%%

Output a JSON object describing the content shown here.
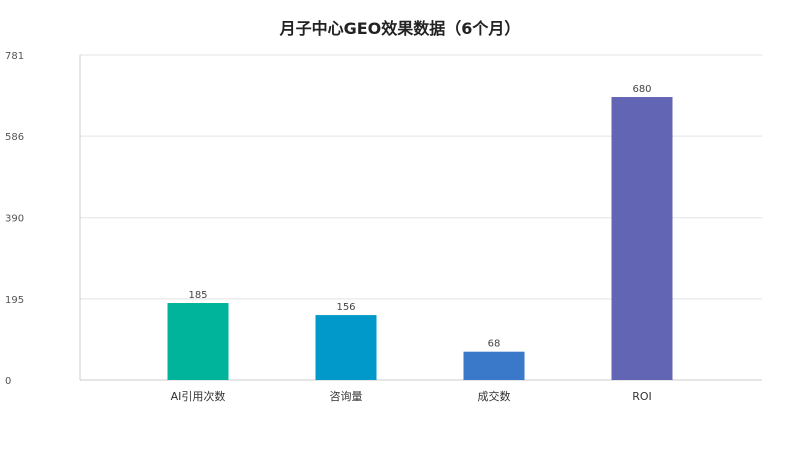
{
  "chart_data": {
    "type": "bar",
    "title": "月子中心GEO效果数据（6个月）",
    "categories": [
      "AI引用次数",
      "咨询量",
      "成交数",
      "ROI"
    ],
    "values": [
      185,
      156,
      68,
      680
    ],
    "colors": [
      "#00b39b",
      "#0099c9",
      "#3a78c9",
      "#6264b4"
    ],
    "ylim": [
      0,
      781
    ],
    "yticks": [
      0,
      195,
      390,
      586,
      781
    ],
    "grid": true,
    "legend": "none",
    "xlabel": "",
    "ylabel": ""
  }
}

%%
%%

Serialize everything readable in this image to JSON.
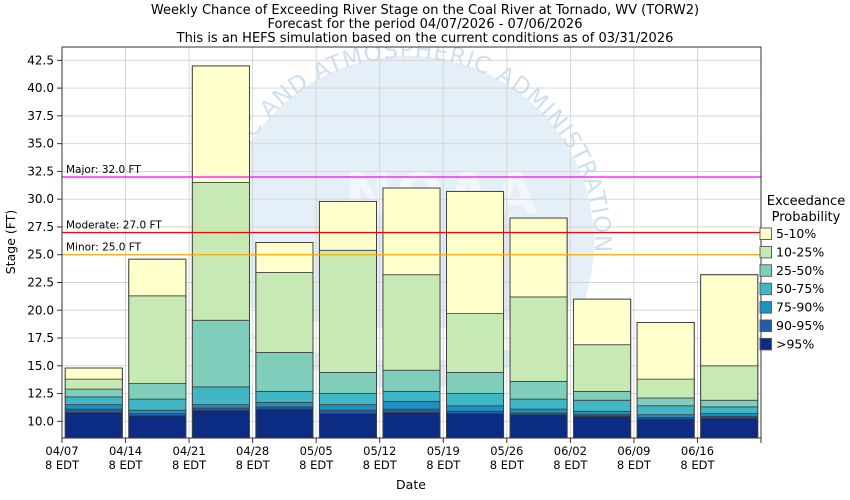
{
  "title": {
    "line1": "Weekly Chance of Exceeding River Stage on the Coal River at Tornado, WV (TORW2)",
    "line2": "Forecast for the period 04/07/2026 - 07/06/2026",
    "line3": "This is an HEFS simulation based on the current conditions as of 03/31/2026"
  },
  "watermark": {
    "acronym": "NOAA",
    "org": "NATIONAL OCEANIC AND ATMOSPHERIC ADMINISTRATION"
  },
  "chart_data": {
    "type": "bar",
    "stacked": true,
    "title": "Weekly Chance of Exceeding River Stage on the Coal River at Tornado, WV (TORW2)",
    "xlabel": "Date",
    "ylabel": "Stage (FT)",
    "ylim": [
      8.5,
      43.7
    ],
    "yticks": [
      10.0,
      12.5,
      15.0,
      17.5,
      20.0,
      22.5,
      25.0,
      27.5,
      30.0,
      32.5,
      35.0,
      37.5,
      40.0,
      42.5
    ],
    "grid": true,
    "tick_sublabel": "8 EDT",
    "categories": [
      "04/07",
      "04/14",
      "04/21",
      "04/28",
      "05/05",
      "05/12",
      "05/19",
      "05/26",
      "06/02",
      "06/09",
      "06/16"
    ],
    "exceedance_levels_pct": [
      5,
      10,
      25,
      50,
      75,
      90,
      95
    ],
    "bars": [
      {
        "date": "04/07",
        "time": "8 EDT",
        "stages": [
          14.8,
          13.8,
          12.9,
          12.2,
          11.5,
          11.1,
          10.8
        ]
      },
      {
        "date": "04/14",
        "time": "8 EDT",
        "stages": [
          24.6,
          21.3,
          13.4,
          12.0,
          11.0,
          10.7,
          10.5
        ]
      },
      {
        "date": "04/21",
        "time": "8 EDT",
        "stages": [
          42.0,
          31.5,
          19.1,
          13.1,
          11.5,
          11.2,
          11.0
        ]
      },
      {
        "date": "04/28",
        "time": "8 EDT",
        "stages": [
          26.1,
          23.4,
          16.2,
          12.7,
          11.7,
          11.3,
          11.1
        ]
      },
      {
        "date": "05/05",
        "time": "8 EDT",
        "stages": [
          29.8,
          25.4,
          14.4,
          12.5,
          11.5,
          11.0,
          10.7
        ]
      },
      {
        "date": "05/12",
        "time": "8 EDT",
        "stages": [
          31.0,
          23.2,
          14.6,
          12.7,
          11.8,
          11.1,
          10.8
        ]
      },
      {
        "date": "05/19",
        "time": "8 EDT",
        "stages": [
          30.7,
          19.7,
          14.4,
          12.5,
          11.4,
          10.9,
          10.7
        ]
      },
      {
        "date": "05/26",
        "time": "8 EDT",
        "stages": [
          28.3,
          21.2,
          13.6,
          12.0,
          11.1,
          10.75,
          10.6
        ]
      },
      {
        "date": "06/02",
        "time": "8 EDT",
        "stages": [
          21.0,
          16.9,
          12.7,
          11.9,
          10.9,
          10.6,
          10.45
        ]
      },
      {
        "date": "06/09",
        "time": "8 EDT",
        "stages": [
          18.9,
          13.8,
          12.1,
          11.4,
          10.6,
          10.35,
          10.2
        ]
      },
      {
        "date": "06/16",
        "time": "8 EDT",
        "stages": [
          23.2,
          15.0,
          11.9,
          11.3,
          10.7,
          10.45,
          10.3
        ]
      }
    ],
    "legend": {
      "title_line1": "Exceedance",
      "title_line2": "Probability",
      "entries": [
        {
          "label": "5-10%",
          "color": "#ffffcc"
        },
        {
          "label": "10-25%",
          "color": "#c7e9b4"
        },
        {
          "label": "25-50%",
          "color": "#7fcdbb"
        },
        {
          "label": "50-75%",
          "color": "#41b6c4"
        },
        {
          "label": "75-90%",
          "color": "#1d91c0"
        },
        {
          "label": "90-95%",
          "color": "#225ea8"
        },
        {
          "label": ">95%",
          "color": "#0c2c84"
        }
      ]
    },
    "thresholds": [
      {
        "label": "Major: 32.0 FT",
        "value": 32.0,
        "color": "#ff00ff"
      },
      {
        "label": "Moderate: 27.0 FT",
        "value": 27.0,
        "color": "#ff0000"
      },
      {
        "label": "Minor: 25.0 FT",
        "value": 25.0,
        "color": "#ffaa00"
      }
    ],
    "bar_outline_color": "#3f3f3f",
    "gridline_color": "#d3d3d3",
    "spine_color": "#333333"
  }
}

%%

> [WORK REQUIRED]: Filter out all lines lacking the word "Tornado" and copy the rest.

> [TASK SOLUTION]:
    "line1": "Weekly Chance of Exceeding River Stage on the Coal River at Tornado, WV (TORW2)",
    "title": "Weekly Chance of Exceeding River Stage on the Coal River at Tornado, WV (TORW2)",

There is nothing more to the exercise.